:: Written task ::
Where does the string "Wind" appear in the records? Copy every line that contains it.

:: Dataset excerpts ::
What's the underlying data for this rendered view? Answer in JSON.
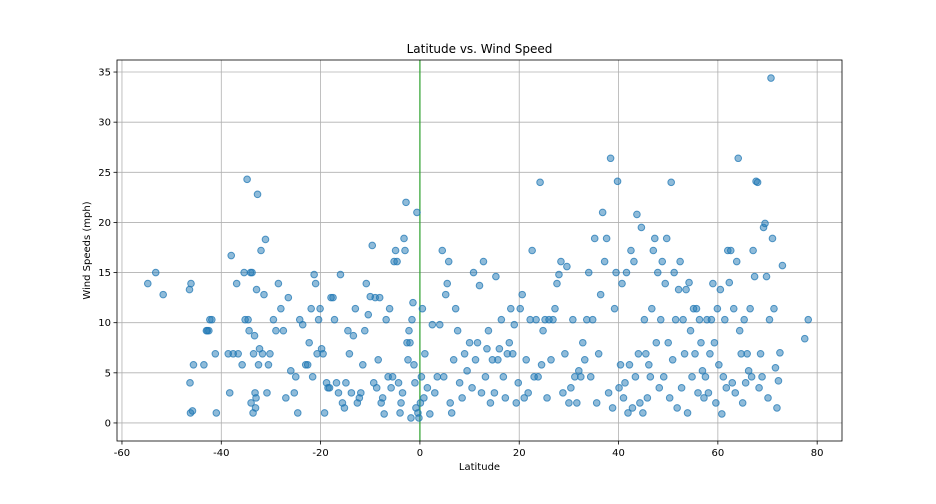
{
  "chart_data": {
    "type": "scatter",
    "title": "Latitude vs. Wind Speed",
    "xlabel": "Latitude",
    "ylabel": "Wind Speeds (mph)",
    "xlim": [
      -61,
      85
    ],
    "ylim": [
      -1.8,
      36.2
    ],
    "xticks": [
      -60,
      -40,
      -20,
      0,
      20,
      40,
      60,
      80
    ],
    "yticks": [
      0,
      5,
      10,
      15,
      20,
      25,
      30,
      35
    ],
    "grid": true,
    "reference_line": {
      "x": 0,
      "color": "#2ca02c"
    },
    "point_color": "#1f77b4",
    "points": [
      [
        -54.8,
        13.9
      ],
      [
        -53.2,
        15.0
      ],
      [
        -51.7,
        12.8
      ],
      [
        -46.4,
        13.3
      ],
      [
        -46.1,
        13.9
      ],
      [
        -46.3,
        4.0
      ],
      [
        -46.2,
        1.0
      ],
      [
        -45.8,
        1.2
      ],
      [
        -45.6,
        5.8
      ],
      [
        -43.5,
        5.8
      ],
      [
        -43.0,
        9.2
      ],
      [
        -42.8,
        9.2
      ],
      [
        -42.5,
        9.2
      ],
      [
        -42.3,
        10.3
      ],
      [
        -41.9,
        10.3
      ],
      [
        -41.2,
        6.9
      ],
      [
        -41.0,
        1.0
      ],
      [
        -38.6,
        6.9
      ],
      [
        -38.3,
        3.0
      ],
      [
        -38.0,
        16.7
      ],
      [
        -37.6,
        6.9
      ],
      [
        -36.9,
        13.9
      ],
      [
        -36.6,
        6.9
      ],
      [
        -35.8,
        5.8
      ],
      [
        -35.4,
        15.0
      ],
      [
        -35.2,
        10.3
      ],
      [
        -34.8,
        24.3
      ],
      [
        -34.6,
        10.3
      ],
      [
        -34.4,
        9.2
      ],
      [
        -34.1,
        15.0
      ],
      [
        -34.0,
        2.0
      ],
      [
        -33.8,
        15.0
      ],
      [
        -33.6,
        1.0
      ],
      [
        -33.5,
        6.9
      ],
      [
        -33.3,
        8.7
      ],
      [
        -33.2,
        3.0
      ],
      [
        -33.1,
        1.5
      ],
      [
        -33.0,
        2.5
      ],
      [
        -32.9,
        13.3
      ],
      [
        -32.7,
        22.8
      ],
      [
        -32.5,
        5.8
      ],
      [
        -32.3,
        7.4
      ],
      [
        -32.0,
        17.2
      ],
      [
        -31.7,
        6.9
      ],
      [
        -31.4,
        12.8
      ],
      [
        -31.1,
        18.3
      ],
      [
        -30.8,
        3.0
      ],
      [
        -30.5,
        5.8
      ],
      [
        -30.2,
        6.9
      ],
      [
        -29.5,
        10.3
      ],
      [
        -29.0,
        9.2
      ],
      [
        -28.5,
        13.9
      ],
      [
        -28.0,
        11.4
      ],
      [
        -27.5,
        9.2
      ],
      [
        -27.0,
        2.5
      ],
      [
        -26.5,
        12.5
      ],
      [
        -26.0,
        5.2
      ],
      [
        -25.3,
        3.0
      ],
      [
        -25.0,
        4.6
      ],
      [
        -24.6,
        1.0
      ],
      [
        -24.2,
        10.3
      ],
      [
        -23.6,
        9.8
      ],
      [
        -23.0,
        5.8
      ],
      [
        -22.6,
        5.8
      ],
      [
        -22.3,
        8.0
      ],
      [
        -21.9,
        11.4
      ],
      [
        -21.6,
        4.6
      ],
      [
        -21.3,
        14.8
      ],
      [
        -21.0,
        13.9
      ],
      [
        -20.7,
        6.9
      ],
      [
        -20.4,
        10.3
      ],
      [
        -20.1,
        11.4
      ],
      [
        -19.8,
        7.4
      ],
      [
        -19.5,
        6.9
      ],
      [
        -19.2,
        1.0
      ],
      [
        -18.8,
        4.0
      ],
      [
        -18.5,
        3.5
      ],
      [
        -18.2,
        3.5
      ],
      [
        -17.9,
        12.5
      ],
      [
        -17.5,
        12.5
      ],
      [
        -17.2,
        10.3
      ],
      [
        -16.8,
        4.0
      ],
      [
        -16.4,
        3.0
      ],
      [
        -16.0,
        14.8
      ],
      [
        -15.6,
        2.0
      ],
      [
        -15.2,
        1.5
      ],
      [
        -14.9,
        4.0
      ],
      [
        -14.5,
        9.2
      ],
      [
        -14.2,
        6.9
      ],
      [
        -13.8,
        3.0
      ],
      [
        -13.4,
        8.7
      ],
      [
        -13.0,
        11.4
      ],
      [
        -12.6,
        2.0
      ],
      [
        -12.2,
        2.5
      ],
      [
        -11.9,
        3.0
      ],
      [
        -11.5,
        5.8
      ],
      [
        -11.1,
        9.2
      ],
      [
        -10.8,
        13.9
      ],
      [
        -10.4,
        10.8
      ],
      [
        -10.0,
        12.6
      ],
      [
        -9.6,
        17.7
      ],
      [
        -9.3,
        4.0
      ],
      [
        -9.0,
        12.5
      ],
      [
        -8.7,
        3.5
      ],
      [
        -8.4,
        6.3
      ],
      [
        -8.1,
        12.5
      ],
      [
        -7.8,
        2.0
      ],
      [
        -7.5,
        2.5
      ],
      [
        -7.2,
        0.9
      ],
      [
        -6.8,
        10.3
      ],
      [
        -6.4,
        4.6
      ],
      [
        -6.1,
        11.4
      ],
      [
        -5.8,
        3.5
      ],
      [
        -5.5,
        4.6
      ],
      [
        -5.2,
        16.1
      ],
      [
        -4.9,
        17.2
      ],
      [
        -4.6,
        16.1
      ],
      [
        -4.3,
        4.0
      ],
      [
        -4.0,
        1.0
      ],
      [
        -3.8,
        2.0
      ],
      [
        -3.5,
        3.0
      ],
      [
        -3.2,
        18.4
      ],
      [
        -3.0,
        17.2
      ],
      [
        -2.8,
        22.0
      ],
      [
        -2.6,
        8.0
      ],
      [
        -2.4,
        6.3
      ],
      [
        -2.2,
        9.2
      ],
      [
        -2.0,
        8.0
      ],
      [
        -1.8,
        0.5
      ],
      [
        -1.6,
        10.3
      ],
      [
        -1.4,
        12.0
      ],
      [
        -1.2,
        5.8
      ],
      [
        -1.0,
        4.0
      ],
      [
        -0.8,
        1.5
      ],
      [
        -0.6,
        21.0
      ],
      [
        -0.4,
        1.0
      ],
      [
        -0.2,
        0.5
      ],
      [
        0.1,
        2.0
      ],
      [
        0.3,
        4.6
      ],
      [
        0.5,
        11.4
      ],
      [
        0.8,
        2.5
      ],
      [
        1.0,
        6.9
      ],
      [
        1.5,
        3.5
      ],
      [
        2.0,
        0.9
      ],
      [
        2.5,
        9.8
      ],
      [
        3.0,
        3.0
      ],
      [
        3.5,
        4.6
      ],
      [
        4.0,
        9.8
      ],
      [
        4.5,
        17.2
      ],
      [
        4.8,
        4.6
      ],
      [
        5.2,
        12.8
      ],
      [
        5.5,
        13.9
      ],
      [
        5.8,
        16.1
      ],
      [
        6.1,
        2.0
      ],
      [
        6.4,
        1.0
      ],
      [
        6.8,
        6.3
      ],
      [
        7.2,
        11.4
      ],
      [
        7.6,
        9.2
      ],
      [
        8.0,
        4.0
      ],
      [
        8.5,
        2.5
      ],
      [
        9.0,
        6.9
      ],
      [
        9.5,
        5.2
      ],
      [
        10.0,
        8.0
      ],
      [
        10.5,
        3.5
      ],
      [
        10.8,
        15.0
      ],
      [
        11.2,
        6.3
      ],
      [
        11.6,
        8.0
      ],
      [
        12.0,
        13.7
      ],
      [
        12.4,
        3.0
      ],
      [
        12.8,
        16.1
      ],
      [
        13.2,
        4.6
      ],
      [
        13.5,
        7.4
      ],
      [
        13.8,
        9.2
      ],
      [
        14.2,
        2.0
      ],
      [
        14.6,
        6.3
      ],
      [
        15.0,
        3.0
      ],
      [
        15.3,
        14.6
      ],
      [
        15.7,
        6.3
      ],
      [
        16.0,
        7.4
      ],
      [
        16.4,
        10.3
      ],
      [
        16.8,
        4.6
      ],
      [
        17.2,
        2.5
      ],
      [
        17.6,
        6.9
      ],
      [
        18.0,
        8.0
      ],
      [
        18.3,
        11.4
      ],
      [
        18.7,
        6.9
      ],
      [
        19.0,
        9.8
      ],
      [
        19.4,
        2.0
      ],
      [
        19.8,
        4.0
      ],
      [
        20.2,
        11.4
      ],
      [
        20.6,
        12.8
      ],
      [
        21.0,
        2.5
      ],
      [
        21.4,
        6.3
      ],
      [
        21.8,
        3.0
      ],
      [
        22.2,
        10.3
      ],
      [
        22.6,
        17.2
      ],
      [
        23.0,
        4.6
      ],
      [
        23.4,
        10.3
      ],
      [
        23.8,
        4.6
      ],
      [
        24.2,
        24.0
      ],
      [
        24.5,
        5.8
      ],
      [
        24.8,
        9.2
      ],
      [
        25.2,
        10.3
      ],
      [
        25.6,
        2.5
      ],
      [
        26.0,
        10.3
      ],
      [
        26.4,
        6.3
      ],
      [
        26.8,
        10.3
      ],
      [
        27.2,
        11.4
      ],
      [
        27.6,
        13.9
      ],
      [
        28.0,
        14.8
      ],
      [
        28.4,
        16.1
      ],
      [
        28.8,
        3.0
      ],
      [
        29.2,
        6.9
      ],
      [
        29.6,
        15.6
      ],
      [
        30.0,
        2.0
      ],
      [
        30.4,
        3.5
      ],
      [
        30.8,
        10.3
      ],
      [
        31.2,
        4.6
      ],
      [
        31.6,
        2.0
      ],
      [
        32.0,
        5.2
      ],
      [
        32.4,
        4.6
      ],
      [
        32.8,
        8.0
      ],
      [
        33.2,
        6.3
      ],
      [
        33.6,
        10.3
      ],
      [
        34.0,
        15.0
      ],
      [
        34.4,
        4.6
      ],
      [
        34.8,
        10.3
      ],
      [
        35.2,
        18.4
      ],
      [
        35.6,
        2.0
      ],
      [
        36.0,
        6.9
      ],
      [
        36.4,
        12.8
      ],
      [
        36.8,
        21.0
      ],
      [
        37.2,
        16.1
      ],
      [
        37.6,
        18.4
      ],
      [
        38.0,
        3.0
      ],
      [
        38.4,
        26.4
      ],
      [
        38.8,
        1.5
      ],
      [
        39.2,
        11.4
      ],
      [
        39.5,
        15.0
      ],
      [
        39.8,
        24.1
      ],
      [
        40.1,
        3.5
      ],
      [
        40.4,
        5.8
      ],
      [
        40.7,
        13.9
      ],
      [
        41.0,
        2.5
      ],
      [
        41.3,
        4.0
      ],
      [
        41.6,
        15.0
      ],
      [
        41.9,
        1.0
      ],
      [
        42.2,
        5.8
      ],
      [
        42.5,
        17.2
      ],
      [
        42.8,
        1.5
      ],
      [
        43.1,
        16.1
      ],
      [
        43.4,
        4.6
      ],
      [
        43.7,
        20.8
      ],
      [
        44.0,
        6.9
      ],
      [
        44.3,
        2.0
      ],
      [
        44.6,
        19.5
      ],
      [
        44.9,
        1.0
      ],
      [
        45.2,
        10.3
      ],
      [
        45.5,
        6.9
      ],
      [
        45.8,
        2.5
      ],
      [
        46.1,
        5.8
      ],
      [
        46.4,
        4.6
      ],
      [
        46.7,
        11.4
      ],
      [
        47.0,
        17.2
      ],
      [
        47.3,
        18.4
      ],
      [
        47.6,
        8.0
      ],
      [
        47.9,
        15.0
      ],
      [
        48.2,
        3.5
      ],
      [
        48.5,
        10.3
      ],
      [
        48.8,
        16.1
      ],
      [
        49.1,
        4.6
      ],
      [
        49.4,
        13.9
      ],
      [
        49.7,
        18.4
      ],
      [
        50.0,
        8.0
      ],
      [
        50.3,
        2.5
      ],
      [
        50.6,
        24.0
      ],
      [
        50.9,
        6.3
      ],
      [
        51.2,
        15.0
      ],
      [
        51.5,
        10.3
      ],
      [
        51.8,
        1.5
      ],
      [
        52.1,
        13.3
      ],
      [
        52.4,
        16.1
      ],
      [
        52.7,
        3.5
      ],
      [
        53.0,
        10.3
      ],
      [
        53.3,
        6.9
      ],
      [
        53.6,
        13.3
      ],
      [
        53.9,
        1.0
      ],
      [
        54.2,
        14.0
      ],
      [
        54.5,
        9.2
      ],
      [
        54.8,
        4.6
      ],
      [
        55.1,
        11.4
      ],
      [
        55.4,
        6.9
      ],
      [
        55.7,
        11.4
      ],
      [
        56.0,
        3.0
      ],
      [
        56.3,
        10.3
      ],
      [
        56.6,
        8.0
      ],
      [
        56.9,
        5.2
      ],
      [
        57.2,
        2.5
      ],
      [
        57.5,
        4.6
      ],
      [
        57.8,
        10.3
      ],
      [
        58.1,
        3.0
      ],
      [
        58.4,
        6.9
      ],
      [
        58.7,
        10.3
      ],
      [
        59.0,
        13.9
      ],
      [
        59.3,
        8.0
      ],
      [
        59.6,
        2.0
      ],
      [
        59.9,
        11.4
      ],
      [
        60.2,
        5.8
      ],
      [
        60.5,
        13.3
      ],
      [
        60.8,
        0.9
      ],
      [
        61.1,
        4.6
      ],
      [
        61.4,
        10.3
      ],
      [
        61.7,
        3.5
      ],
      [
        62.0,
        17.2
      ],
      [
        62.3,
        14.0
      ],
      [
        62.6,
        17.2
      ],
      [
        62.9,
        4.0
      ],
      [
        63.2,
        11.4
      ],
      [
        63.5,
        3.0
      ],
      [
        63.8,
        16.1
      ],
      [
        64.1,
        26.4
      ],
      [
        64.4,
        9.2
      ],
      [
        64.7,
        6.9
      ],
      [
        65.0,
        2.0
      ],
      [
        65.3,
        10.3
      ],
      [
        65.6,
        4.0
      ],
      [
        65.9,
        6.9
      ],
      [
        66.2,
        5.2
      ],
      [
        66.5,
        11.4
      ],
      [
        66.8,
        4.6
      ],
      [
        67.1,
        17.2
      ],
      [
        67.4,
        14.6
      ],
      [
        67.7,
        24.1
      ],
      [
        68.0,
        24.0
      ],
      [
        68.3,
        3.5
      ],
      [
        68.6,
        6.9
      ],
      [
        68.9,
        4.6
      ],
      [
        69.2,
        19.5
      ],
      [
        69.5,
        19.9
      ],
      [
        69.8,
        14.6
      ],
      [
        70.1,
        2.5
      ],
      [
        70.4,
        10.3
      ],
      [
        70.7,
        34.4
      ],
      [
        71.0,
        18.4
      ],
      [
        71.3,
        11.4
      ],
      [
        71.6,
        5.5
      ],
      [
        71.9,
        1.5
      ],
      [
        72.2,
        4.2
      ],
      [
        72.5,
        7.0
      ],
      [
        73.0,
        15.7
      ],
      [
        77.5,
        8.4
      ],
      [
        78.2,
        10.3
      ]
    ]
  }
}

:: Output below ::
    "title": "Latitude vs. Wind Speed",
    "ylabel": "Wind Speeds (mph)",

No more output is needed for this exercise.